» **DIRECTIVE**
Every line holding the string "Network" should be gathered.

» **DATA FOR PROCESSING**
⁂
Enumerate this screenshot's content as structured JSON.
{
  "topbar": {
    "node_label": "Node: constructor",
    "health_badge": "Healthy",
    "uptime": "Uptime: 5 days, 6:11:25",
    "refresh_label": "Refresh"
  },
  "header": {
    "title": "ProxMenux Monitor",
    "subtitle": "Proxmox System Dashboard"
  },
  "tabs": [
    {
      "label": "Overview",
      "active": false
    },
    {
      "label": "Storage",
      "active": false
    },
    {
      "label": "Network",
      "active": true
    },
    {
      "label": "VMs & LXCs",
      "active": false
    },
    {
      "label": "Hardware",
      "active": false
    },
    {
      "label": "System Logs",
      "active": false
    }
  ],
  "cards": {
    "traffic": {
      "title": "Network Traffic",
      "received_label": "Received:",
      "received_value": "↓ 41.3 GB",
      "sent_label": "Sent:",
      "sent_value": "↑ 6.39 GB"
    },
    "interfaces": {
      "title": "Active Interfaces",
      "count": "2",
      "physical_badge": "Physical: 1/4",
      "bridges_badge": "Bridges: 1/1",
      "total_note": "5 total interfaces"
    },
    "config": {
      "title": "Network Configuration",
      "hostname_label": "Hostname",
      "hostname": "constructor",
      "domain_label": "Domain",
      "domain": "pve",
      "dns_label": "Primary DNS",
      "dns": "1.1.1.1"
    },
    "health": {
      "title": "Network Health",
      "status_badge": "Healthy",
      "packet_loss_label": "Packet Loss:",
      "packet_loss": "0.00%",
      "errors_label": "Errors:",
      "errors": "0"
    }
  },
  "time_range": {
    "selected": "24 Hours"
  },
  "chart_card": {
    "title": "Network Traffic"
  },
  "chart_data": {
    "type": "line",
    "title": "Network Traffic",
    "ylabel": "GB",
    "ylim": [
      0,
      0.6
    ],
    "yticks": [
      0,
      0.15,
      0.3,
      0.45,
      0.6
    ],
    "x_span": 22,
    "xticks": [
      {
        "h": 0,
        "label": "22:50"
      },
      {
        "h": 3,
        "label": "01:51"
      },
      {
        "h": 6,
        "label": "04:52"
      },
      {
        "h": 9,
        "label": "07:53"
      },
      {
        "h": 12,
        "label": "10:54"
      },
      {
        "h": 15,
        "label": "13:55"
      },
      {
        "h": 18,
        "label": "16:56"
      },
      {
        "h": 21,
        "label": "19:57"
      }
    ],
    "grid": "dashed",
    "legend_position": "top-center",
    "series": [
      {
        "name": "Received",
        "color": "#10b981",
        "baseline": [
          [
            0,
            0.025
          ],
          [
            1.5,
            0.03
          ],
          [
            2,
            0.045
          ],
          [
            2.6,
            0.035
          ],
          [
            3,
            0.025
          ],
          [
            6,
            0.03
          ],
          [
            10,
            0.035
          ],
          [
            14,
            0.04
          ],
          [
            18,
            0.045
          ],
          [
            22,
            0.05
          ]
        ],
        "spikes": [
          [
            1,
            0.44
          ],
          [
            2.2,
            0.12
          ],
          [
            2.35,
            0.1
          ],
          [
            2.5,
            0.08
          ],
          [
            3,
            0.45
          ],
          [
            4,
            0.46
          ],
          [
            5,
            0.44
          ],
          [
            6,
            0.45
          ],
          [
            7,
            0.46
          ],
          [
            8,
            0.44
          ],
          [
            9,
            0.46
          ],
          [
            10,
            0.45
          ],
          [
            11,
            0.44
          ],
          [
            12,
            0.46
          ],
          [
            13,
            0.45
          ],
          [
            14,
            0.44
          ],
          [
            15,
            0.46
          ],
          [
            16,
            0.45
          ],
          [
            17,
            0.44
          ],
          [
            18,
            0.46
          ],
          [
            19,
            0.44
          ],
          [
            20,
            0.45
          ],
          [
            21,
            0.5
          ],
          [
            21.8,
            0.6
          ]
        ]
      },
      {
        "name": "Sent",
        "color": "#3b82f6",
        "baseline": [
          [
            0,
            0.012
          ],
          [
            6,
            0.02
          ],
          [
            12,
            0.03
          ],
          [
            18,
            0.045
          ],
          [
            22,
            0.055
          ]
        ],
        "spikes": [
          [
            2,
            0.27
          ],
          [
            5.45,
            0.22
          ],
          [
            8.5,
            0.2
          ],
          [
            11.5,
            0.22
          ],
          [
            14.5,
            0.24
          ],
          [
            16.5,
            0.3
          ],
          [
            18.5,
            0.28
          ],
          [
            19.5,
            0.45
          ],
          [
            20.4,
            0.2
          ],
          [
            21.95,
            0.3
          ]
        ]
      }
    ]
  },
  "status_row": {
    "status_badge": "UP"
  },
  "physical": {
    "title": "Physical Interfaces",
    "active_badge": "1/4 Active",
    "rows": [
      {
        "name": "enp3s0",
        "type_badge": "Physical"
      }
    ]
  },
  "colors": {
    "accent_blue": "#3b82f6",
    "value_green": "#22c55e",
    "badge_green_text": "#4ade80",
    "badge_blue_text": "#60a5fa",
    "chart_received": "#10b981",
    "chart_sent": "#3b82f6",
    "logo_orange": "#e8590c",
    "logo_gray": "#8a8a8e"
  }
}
⁂
» **COMPLETE RESPONSE**
      "label": "Network",
      "title": "Network Traffic",
      "title": "Network Configuration",
      "title": "Network Health",
    "title": "Network Traffic"
    "title": "Network Traffic",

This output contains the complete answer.